▶ **What to produce**
Reproduce all records exactly.

▶ **Extracted records**
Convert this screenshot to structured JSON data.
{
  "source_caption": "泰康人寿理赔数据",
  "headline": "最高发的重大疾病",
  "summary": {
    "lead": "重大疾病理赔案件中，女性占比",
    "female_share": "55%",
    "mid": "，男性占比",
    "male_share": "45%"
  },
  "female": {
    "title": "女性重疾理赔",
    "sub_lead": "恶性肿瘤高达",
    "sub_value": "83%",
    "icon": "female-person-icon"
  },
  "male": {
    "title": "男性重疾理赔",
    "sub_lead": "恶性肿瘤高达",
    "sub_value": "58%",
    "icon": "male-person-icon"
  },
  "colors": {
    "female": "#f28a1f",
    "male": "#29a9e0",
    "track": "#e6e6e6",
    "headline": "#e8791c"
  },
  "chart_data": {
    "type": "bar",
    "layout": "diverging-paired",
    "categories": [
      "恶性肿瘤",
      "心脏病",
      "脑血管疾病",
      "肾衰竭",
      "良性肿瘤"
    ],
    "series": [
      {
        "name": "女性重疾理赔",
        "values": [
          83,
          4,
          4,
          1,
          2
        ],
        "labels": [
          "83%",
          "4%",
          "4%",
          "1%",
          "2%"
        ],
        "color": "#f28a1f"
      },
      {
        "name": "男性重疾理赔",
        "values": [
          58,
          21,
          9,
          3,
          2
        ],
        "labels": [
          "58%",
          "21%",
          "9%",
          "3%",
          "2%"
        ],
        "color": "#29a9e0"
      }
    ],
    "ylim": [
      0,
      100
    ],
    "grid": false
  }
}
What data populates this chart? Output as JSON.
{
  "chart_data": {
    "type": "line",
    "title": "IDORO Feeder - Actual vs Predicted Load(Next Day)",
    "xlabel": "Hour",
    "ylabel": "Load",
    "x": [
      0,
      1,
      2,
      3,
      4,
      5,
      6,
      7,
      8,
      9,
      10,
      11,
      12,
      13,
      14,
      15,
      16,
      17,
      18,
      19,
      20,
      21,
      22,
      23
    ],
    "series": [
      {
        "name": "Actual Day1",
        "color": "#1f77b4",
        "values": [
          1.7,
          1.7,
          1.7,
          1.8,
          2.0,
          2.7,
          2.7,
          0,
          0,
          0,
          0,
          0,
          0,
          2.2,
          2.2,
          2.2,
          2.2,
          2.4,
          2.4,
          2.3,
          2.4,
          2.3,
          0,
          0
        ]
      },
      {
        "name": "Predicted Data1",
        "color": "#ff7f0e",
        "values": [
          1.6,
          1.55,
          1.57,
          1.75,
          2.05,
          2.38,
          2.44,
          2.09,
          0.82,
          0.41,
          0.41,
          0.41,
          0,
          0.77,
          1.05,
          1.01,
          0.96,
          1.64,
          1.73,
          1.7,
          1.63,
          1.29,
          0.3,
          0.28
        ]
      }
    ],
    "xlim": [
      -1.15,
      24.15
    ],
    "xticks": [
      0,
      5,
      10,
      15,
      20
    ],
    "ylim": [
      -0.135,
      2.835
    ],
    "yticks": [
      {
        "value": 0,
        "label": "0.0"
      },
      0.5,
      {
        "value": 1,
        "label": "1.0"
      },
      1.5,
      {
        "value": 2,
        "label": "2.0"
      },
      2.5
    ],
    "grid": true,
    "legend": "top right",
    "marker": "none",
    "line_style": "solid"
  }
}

▶ **Reply**
Convert this screenshot to structured JSON data.
{
  "source_caption": "泰康人寿理赔数据",
  "headline": "最高发的重大疾病",
  "summary": {
    "lead": "重大疾病理赔案件中，女性占比",
    "female_share": "55%",
    "mid": "，男性占比",
    "male_share": "45%"
  },
  "female": {
    "title": "女性重疾理赔",
    "sub_lead": "恶性肿瘤高达",
    "sub_value": "83%",
    "icon": "female-person-icon"
  },
  "male": {
    "title": "男性重疾理赔",
    "sub_lead": "恶性肿瘤高达",
    "sub_value": "58%",
    "icon": "male-person-icon"
  },
  "colors": {
    "female": "#f28a1f",
    "male": "#29a9e0",
    "track": "#e6e6e6",
    "headline": "#e8791c"
  },
  "chart_data": {
    "type": "bar",
    "layout": "diverging-paired",
    "categories": [
      "恶性肿瘤",
      "心脏病",
      "脑血管疾病",
      "肾衰竭",
      "良性肿瘤"
    ],
    "series": [
      {
        "name": "女性重疾理赔",
        "values": [
          83,
          4,
          4,
          1,
          2
        ],
        "labels": [
          "83%",
          "4%",
          "4%",
          "1%",
          "2%"
        ],
        "color": "#f28a1f"
      },
      {
        "name": "男性重疾理赔",
        "values": [
          58,
          21,
          9,
          3,
          2
        ],
        "labels": [
          "58%",
          "21%",
          "9%",
          "3%",
          "2%"
        ],
        "color": "#29a9e0"
      }
    ],
    "ylim": [
      0,
      100
    ],
    "grid": false
  }
}
What data populates this chart? Output as JSON.
{
  "chart_data": {
    "type": "line",
    "title": "IDORO Feeder - Actual vs Predicted Load(Next Day)",
    "xlabel": "Hour",
    "ylabel": "Load",
    "x": [
      0,
      1,
      2,
      3,
      4,
      5,
      6,
      7,
      8,
      9,
      10,
      11,
      12,
      13,
      14,
      15,
      16,
      17,
      18,
      19,
      20,
      21,
      22,
      23
    ],
    "series": [
      {
        "name": "Actual Day1",
        "color": "#1f77b4",
        "values": [
          1.7,
          1.7,
          1.7,
          1.8,
          2.0,
          2.7,
          2.7,
          0,
          0,
          0,
          0,
          0,
          0,
          2.2,
          2.2,
          2.2,
          2.2,
          2.4,
          2.4,
          2.3,
          2.4,
          2.3,
          0,
          0
        ]
      },
      {
        "name": "Predicted Data1",
        "color": "#ff7f0e",
        "values": [
          1.6,
          1.55,
          1.57,
          1.75,
          2.05,
          2.38,
          2.44,
          2.09,
          0.82,
          0.41,
          0.41,
          0.41,
          0,
          0.77,
          1.05,
          1.01,
          0.96,
          1.64,
          1.73,
          1.7,
          1.63,
          1.29,
          0.3,
          0.28
        ]
      }
    ],
    "xlim": [
      -1.15,
      24.15
    ],
    "xticks": [
      0,
      5,
      10,
      15,
      20
    ],
    "ylim": [
      -0.135,
      2.835
    ],
    "yticks": [
      {
        "value": 0,
        "label": "0.0"
      },
      0.5,
      {
        "value": 1,
        "label": "1.0"
      },
      1.5,
      {
        "value": 2,
        "label": "2.0"
      },
      2.5
    ],
    "grid": true,
    "legend": "top right",
    "marker": "none",
    "line_style": "solid"
  }
}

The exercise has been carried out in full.